▶ _CHALLENGE_: Write out the whole listing, matching it exactly.

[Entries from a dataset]
** start **
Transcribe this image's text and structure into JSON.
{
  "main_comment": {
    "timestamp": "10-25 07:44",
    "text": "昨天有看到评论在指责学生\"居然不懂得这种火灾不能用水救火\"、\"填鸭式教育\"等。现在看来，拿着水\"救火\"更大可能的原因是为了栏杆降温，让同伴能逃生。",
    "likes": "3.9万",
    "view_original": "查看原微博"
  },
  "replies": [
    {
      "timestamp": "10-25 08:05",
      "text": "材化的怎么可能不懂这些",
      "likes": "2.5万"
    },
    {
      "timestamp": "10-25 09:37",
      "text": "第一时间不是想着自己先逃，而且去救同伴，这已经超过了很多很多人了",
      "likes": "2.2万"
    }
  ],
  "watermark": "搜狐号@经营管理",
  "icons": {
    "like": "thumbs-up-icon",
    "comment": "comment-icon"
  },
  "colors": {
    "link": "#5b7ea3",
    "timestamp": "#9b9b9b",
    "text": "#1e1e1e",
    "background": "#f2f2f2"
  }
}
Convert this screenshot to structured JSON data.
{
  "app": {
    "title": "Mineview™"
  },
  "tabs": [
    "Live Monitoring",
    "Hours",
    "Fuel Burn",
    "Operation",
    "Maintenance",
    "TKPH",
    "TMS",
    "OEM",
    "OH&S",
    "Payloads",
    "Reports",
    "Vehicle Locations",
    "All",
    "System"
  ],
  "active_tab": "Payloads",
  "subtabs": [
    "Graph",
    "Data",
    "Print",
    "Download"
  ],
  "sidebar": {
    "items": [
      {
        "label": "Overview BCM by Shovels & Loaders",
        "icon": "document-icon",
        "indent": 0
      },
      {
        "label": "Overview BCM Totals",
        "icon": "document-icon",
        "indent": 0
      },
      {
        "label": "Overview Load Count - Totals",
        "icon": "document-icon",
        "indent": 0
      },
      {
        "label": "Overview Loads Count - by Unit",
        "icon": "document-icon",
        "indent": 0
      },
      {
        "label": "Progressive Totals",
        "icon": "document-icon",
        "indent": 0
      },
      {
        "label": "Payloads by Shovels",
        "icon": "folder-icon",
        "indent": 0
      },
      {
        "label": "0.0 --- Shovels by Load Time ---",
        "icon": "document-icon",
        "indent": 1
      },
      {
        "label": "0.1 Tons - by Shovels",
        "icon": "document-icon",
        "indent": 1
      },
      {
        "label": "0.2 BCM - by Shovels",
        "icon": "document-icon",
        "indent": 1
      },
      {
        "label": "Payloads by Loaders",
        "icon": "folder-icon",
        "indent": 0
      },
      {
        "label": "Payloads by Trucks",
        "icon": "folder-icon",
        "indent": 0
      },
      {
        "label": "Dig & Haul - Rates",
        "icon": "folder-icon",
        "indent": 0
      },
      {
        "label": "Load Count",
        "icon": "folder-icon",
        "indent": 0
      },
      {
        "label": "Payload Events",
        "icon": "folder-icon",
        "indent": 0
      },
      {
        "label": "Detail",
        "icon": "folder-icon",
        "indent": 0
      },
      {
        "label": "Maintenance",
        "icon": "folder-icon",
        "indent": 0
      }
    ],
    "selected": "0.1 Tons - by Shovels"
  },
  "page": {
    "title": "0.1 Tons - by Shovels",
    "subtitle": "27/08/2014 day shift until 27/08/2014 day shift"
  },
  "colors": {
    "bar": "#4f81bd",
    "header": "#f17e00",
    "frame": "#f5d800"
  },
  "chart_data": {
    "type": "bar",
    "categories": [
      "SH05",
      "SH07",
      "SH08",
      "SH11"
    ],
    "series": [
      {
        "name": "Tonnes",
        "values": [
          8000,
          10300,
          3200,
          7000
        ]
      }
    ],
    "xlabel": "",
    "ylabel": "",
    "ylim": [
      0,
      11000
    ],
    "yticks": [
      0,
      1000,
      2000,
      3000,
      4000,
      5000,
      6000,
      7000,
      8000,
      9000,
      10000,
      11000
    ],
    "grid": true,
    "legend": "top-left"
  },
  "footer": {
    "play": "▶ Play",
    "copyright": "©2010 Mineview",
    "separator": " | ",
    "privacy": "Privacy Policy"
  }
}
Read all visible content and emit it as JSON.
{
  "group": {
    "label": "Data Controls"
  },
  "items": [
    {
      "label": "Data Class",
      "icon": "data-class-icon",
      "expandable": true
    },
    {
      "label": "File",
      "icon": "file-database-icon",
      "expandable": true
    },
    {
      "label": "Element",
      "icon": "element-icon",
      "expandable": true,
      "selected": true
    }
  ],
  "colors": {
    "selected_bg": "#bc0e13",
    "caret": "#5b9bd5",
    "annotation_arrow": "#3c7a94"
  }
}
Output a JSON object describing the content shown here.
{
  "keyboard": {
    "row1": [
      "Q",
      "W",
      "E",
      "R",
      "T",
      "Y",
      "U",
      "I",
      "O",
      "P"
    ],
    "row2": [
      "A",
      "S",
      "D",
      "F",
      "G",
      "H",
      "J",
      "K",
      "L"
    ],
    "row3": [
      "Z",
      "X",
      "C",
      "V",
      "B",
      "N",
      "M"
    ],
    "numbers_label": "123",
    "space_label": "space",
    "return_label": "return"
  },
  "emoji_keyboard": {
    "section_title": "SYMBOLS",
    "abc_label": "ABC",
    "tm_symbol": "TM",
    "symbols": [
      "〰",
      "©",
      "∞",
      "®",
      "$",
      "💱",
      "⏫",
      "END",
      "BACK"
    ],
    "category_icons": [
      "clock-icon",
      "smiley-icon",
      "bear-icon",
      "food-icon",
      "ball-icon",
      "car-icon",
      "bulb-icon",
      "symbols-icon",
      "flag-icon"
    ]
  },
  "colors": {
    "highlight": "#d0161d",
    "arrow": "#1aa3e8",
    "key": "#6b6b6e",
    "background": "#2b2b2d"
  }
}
** end **
▶ _ANSWER TO THE PROBLEM_:
Transcribe this image's text and structure into JSON.
{
  "main_comment": {
    "timestamp": "10-25 07:44",
    "text": "昨天有看到评论在指责学生\"居然不懂得这种火灾不能用水救火\"、\"填鸭式教育\"等。现在看来，拿着水\"救火\"更大可能的原因是为了栏杆降温，让同伴能逃生。",
    "likes": "3.9万",
    "view_original": "查看原微博"
  },
  "replies": [
    {
      "timestamp": "10-25 08:05",
      "text": "材化的怎么可能不懂这些",
      "likes": "2.5万"
    },
    {
      "timestamp": "10-25 09:37",
      "text": "第一时间不是想着自己先逃，而且去救同伴，这已经超过了很多很多人了",
      "likes": "2.2万"
    }
  ],
  "watermark": "搜狐号@经营管理",
  "icons": {
    "like": "thumbs-up-icon",
    "comment": "comment-icon"
  },
  "colors": {
    "link": "#5b7ea3",
    "timestamp": "#9b9b9b",
    "text": "#1e1e1e",
    "background": "#f2f2f2"
  }
}
Convert this screenshot to structured JSON data.
{
  "app": {
    "title": "Mineview™"
  },
  "tabs": [
    "Live Monitoring",
    "Hours",
    "Fuel Burn",
    "Operation",
    "Maintenance",
    "TKPH",
    "TMS",
    "OEM",
    "OH&S",
    "Payloads",
    "Reports",
    "Vehicle Locations",
    "All",
    "System"
  ],
  "active_tab": "Payloads",
  "subtabs": [
    "Graph",
    "Data",
    "Print",
    "Download"
  ],
  "sidebar": {
    "items": [
      {
        "label": "Overview BCM by Shovels & Loaders",
        "icon": "document-icon",
        "indent": 0
      },
      {
        "label": "Overview BCM Totals",
        "icon": "document-icon",
        "indent": 0
      },
      {
        "label": "Overview Load Count - Totals",
        "icon": "document-icon",
        "indent": 0
      },
      {
        "label": "Overview Loads Count - by Unit",
        "icon": "document-icon",
        "indent": 0
      },
      {
        "label": "Progressive Totals",
        "icon": "document-icon",
        "indent": 0
      },
      {
        "label": "Payloads by Shovels",
        "icon": "folder-icon",
        "indent": 0
      },
      {
        "label": "0.0 --- Shovels by Load Time ---",
        "icon": "document-icon",
        "indent": 1
      },
      {
        "label": "0.1 Tons - by Shovels",
        "icon": "document-icon",
        "indent": 1
      },
      {
        "label": "0.2 BCM - by Shovels",
        "icon": "document-icon",
        "indent": 1
      },
      {
        "label": "Payloads by Loaders",
        "icon": "folder-icon",
        "indent": 0
      },
      {
        "label": "Payloads by Trucks",
        "icon": "folder-icon",
        "indent": 0
      },
      {
        "label": "Dig & Haul - Rates",
        "icon": "folder-icon",
        "indent": 0
      },
      {
        "label": "Load Count",
        "icon": "folder-icon",
        "indent": 0
      },
      {
        "label": "Payload Events",
        "icon": "folder-icon",
        "indent": 0
      },
      {
        "label": "Detail",
        "icon": "folder-icon",
        "indent": 0
      },
      {
        "label": "Maintenance",
        "icon": "folder-icon",
        "indent": 0
      }
    ],
    "selected": "0.1 Tons - by Shovels"
  },
  "page": {
    "title": "0.1 Tons - by Shovels",
    "subtitle": "27/08/2014 day shift until 27/08/2014 day shift"
  },
  "colors": {
    "bar": "#4f81bd",
    "header": "#f17e00",
    "frame": "#f5d800"
  },
  "chart_data": {
    "type": "bar",
    "categories": [
      "SH05",
      "SH07",
      "SH08",
      "SH11"
    ],
    "series": [
      {
        "name": "Tonnes",
        "values": [
          8000,
          10300,
          3200,
          7000
        ]
      }
    ],
    "xlabel": "",
    "ylabel": "",
    "ylim": [
      0,
      11000
    ],
    "yticks": [
      0,
      1000,
      2000,
      3000,
      4000,
      5000,
      6000,
      7000,
      8000,
      9000,
      10000,
      11000
    ],
    "grid": true,
    "legend": "top-left"
  },
  "footer": {
    "play": "▶ Play",
    "copyright": "©2010 Mineview",
    "separator": " | ",
    "privacy": "Privacy Policy"
  }
}
Read all visible content and emit it as JSON.
{
  "group": {
    "label": "Data Controls"
  },
  "items": [
    {
      "label": "Data Class",
      "icon": "data-class-icon",
      "expandable": true
    },
    {
      "label": "File",
      "icon": "file-database-icon",
      "expandable": true
    },
    {
      "label": "Element",
      "icon": "element-icon",
      "expandable": true,
      "selected": true
    }
  ],
  "colors": {
    "selected_bg": "#bc0e13",
    "caret": "#5b9bd5",
    "annotation_arrow": "#3c7a94"
  }
}
Output a JSON object describing the content shown here.
{
  "keyboard": {
    "row1": [
      "Q",
      "W",
      "E",
      "R",
      "T",
      "Y",
      "U",
      "I",
      "O",
      "P"
    ],
    "row2": [
      "A",
      "S",
      "D",
      "F",
      "G",
      "H",
      "J",
      "K",
      "L"
    ],
    "row3": [
      "Z",
      "X",
      "C",
      "V",
      "B",
      "N",
      "M"
    ],
    "numbers_label": "123",
    "space_label": "space",
    "return_label": "return"
  },
  "emoji_keyboard": {
    "section_title": "SYMBOLS",
    "abc_label": "ABC",
    "tm_symbol": "TM",
    "symbols": [
      "〰",
      "©",
      "∞",
      "®",
      "$",
      "💱",
      "⏫",
      "END",
      "BACK"
    ],
    "category_icons": [
      "clock-icon",
      "smiley-icon",
      "bear-icon",
      "food-icon",
      "ball-icon",
      "car-icon",
      "bulb-icon",
      "symbols-icon",
      "flag-icon"
    ]
  },
  "colors": {
    "highlight": "#d0161d",
    "arrow": "#1aa3e8",
    "key": "#6b6b6e",
    "background": "#2b2b2d"
  }
}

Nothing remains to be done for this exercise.